--- Work to complete ---
Show, in full, each line of the data that contains "wonderful".

--- Records for this exercise ---
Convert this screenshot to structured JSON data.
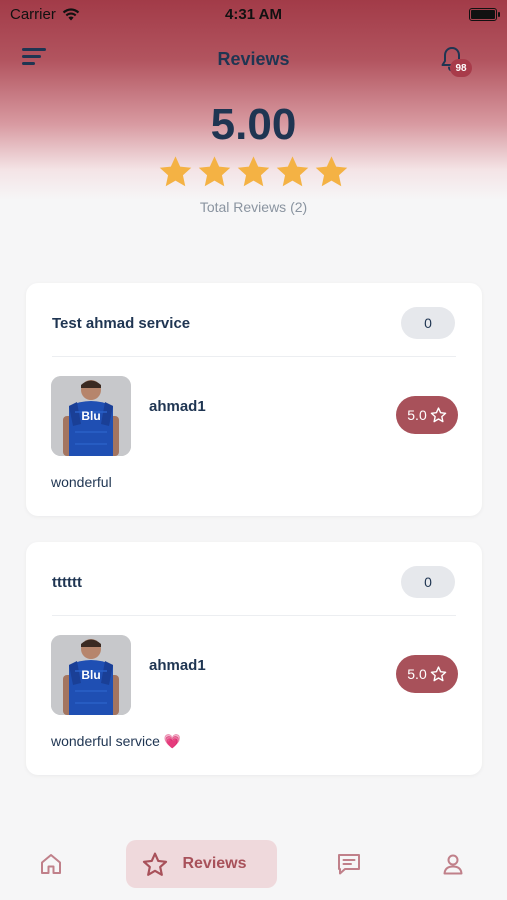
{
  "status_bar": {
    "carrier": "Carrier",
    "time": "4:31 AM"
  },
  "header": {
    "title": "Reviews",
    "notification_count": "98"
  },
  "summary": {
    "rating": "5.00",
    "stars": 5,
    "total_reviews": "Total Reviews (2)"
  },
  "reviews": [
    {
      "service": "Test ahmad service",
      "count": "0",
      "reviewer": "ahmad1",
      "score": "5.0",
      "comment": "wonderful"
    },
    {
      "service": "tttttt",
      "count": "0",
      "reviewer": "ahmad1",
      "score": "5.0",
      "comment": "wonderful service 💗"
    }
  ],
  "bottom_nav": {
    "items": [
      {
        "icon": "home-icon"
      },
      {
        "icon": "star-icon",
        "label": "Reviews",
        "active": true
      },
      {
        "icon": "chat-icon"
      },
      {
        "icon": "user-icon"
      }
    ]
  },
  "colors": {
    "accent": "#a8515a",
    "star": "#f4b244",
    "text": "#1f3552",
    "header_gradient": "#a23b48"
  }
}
==
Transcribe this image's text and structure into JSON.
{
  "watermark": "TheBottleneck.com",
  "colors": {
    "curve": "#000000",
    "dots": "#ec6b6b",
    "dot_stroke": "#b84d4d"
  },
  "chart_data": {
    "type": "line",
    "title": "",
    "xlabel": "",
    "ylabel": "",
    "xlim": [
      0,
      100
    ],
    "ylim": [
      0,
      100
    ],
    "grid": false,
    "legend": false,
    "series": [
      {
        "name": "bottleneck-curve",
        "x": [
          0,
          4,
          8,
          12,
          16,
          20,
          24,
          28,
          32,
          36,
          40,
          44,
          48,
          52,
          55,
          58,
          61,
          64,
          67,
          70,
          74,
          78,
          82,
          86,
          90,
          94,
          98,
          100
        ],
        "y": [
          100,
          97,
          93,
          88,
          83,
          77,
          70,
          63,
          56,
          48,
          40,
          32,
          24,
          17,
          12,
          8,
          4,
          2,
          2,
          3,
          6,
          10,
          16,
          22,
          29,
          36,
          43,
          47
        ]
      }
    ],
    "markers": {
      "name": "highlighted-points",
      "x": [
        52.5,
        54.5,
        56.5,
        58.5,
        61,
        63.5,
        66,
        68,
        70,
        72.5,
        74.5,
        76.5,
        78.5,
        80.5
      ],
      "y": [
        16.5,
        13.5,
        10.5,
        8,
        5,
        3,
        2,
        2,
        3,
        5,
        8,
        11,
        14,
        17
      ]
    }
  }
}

--- Task result ---
      "comment": "wonderful"
      "comment": "wonderful service 💗"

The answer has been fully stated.